(Records for this task)

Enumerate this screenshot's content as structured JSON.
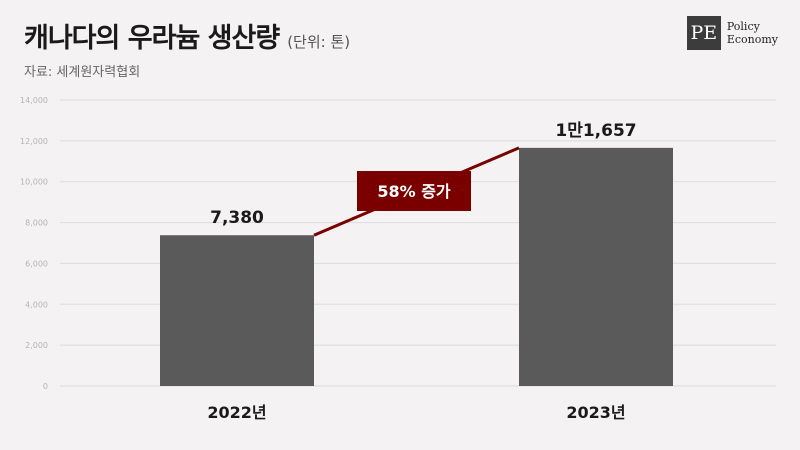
{
  "header": {
    "title": "캐나다의 우라늄 생산량",
    "unit": "(단위: 톤)",
    "source": "자료: 세계원자력협회"
  },
  "logo": {
    "mark": "PE",
    "line1": "Policy",
    "line2": "Economy"
  },
  "chart_data": {
    "type": "bar",
    "title": "캐나다의 우라늄 생산량",
    "categories": [
      "2022년",
      "2023년"
    ],
    "values": [
      7380,
      11657
    ],
    "value_labels": [
      "7,380",
      "1만1,657"
    ],
    "ylim": [
      0,
      14000
    ],
    "yticks": [
      0,
      2000,
      4000,
      6000,
      8000,
      10000,
      12000,
      14000
    ],
    "ytick_labels": [
      "0",
      "2,000",
      "4,000",
      "6,000",
      "8,000",
      "10,000",
      "12,000",
      "14,000"
    ],
    "grid": true,
    "annotation": "58% 증가",
    "colors": {
      "bar": "#5a5a5a",
      "annotation": "#7a0000",
      "grid": "#dcdcdc"
    }
  }
}
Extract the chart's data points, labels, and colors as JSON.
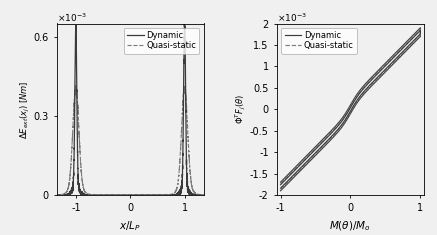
{
  "left_xlabel": "$x/L_P$",
  "left_ylabel": "$\\Delta E_{ext}(x_j)\\;[Nm]$",
  "left_ylim": [
    0,
    0.00065
  ],
  "left_xlim": [
    -1.35,
    1.35
  ],
  "left_yticks": [
    0,
    0.0003,
    0.0006
  ],
  "left_ytick_labels": [
    "0",
    "0.3",
    "0.6"
  ],
  "left_xticks": [
    -1,
    0,
    1
  ],
  "right_xlabel": "$M(\\theta)/M_o$",
  "right_ylabel": "$\\Phi^T F_j(\\theta)$",
  "right_ylim": [
    -0.002,
    0.002
  ],
  "right_xlim": [
    -1.05,
    1.05
  ],
  "right_yticks": [
    -0.002,
    -0.0015,
    -0.001,
    -0.0005,
    0,
    0.0005,
    0.001,
    0.0015,
    0.002
  ],
  "right_ytick_labels": [
    "-2",
    "-1.5",
    "-1",
    "-0.5",
    "0",
    "0.5",
    "1",
    "1.5",
    "2"
  ],
  "right_xticks": [
    -1,
    0,
    1
  ],
  "legend_dynamic": "Dynamic",
  "legend_quasi": "Quasi-static",
  "color_dynamic": "#3a3a3a",
  "color_quasi": "#7a7a7a",
  "bg_color": "#f0f0f0"
}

(Exercise brief)
Nothing but the lines from the line containing "Extract the chart's" through the last line of the records above is to be extracted, exactly and with no pictures.

(Task output)
Extract the chart's data points, labels, and colors as JSON.
{
  "left_xlabel": "$x/L_P$",
  "left_ylabel": "$\\Delta E_{ext}(x_j)\\;[Nm]$",
  "left_ylim": [
    0,
    0.00065
  ],
  "left_xlim": [
    -1.35,
    1.35
  ],
  "left_yticks": [
    0,
    0.0003,
    0.0006
  ],
  "left_ytick_labels": [
    "0",
    "0.3",
    "0.6"
  ],
  "left_xticks": [
    -1,
    0,
    1
  ],
  "right_xlabel": "$M(\\theta)/M_o$",
  "right_ylabel": "$\\Phi^T F_j(\\theta)$",
  "right_ylim": [
    -0.002,
    0.002
  ],
  "right_xlim": [
    -1.05,
    1.05
  ],
  "right_yticks": [
    -0.002,
    -0.0015,
    -0.001,
    -0.0005,
    0,
    0.0005,
    0.001,
    0.0015,
    0.002
  ],
  "right_ytick_labels": [
    "-2",
    "-1.5",
    "-1",
    "-0.5",
    "0",
    "0.5",
    "1",
    "1.5",
    "2"
  ],
  "right_xticks": [
    -1,
    0,
    1
  ],
  "legend_dynamic": "Dynamic",
  "legend_quasi": "Quasi-static",
  "color_dynamic": "#3a3a3a",
  "color_quasi": "#7a7a7a",
  "bg_color": "#f0f0f0"
}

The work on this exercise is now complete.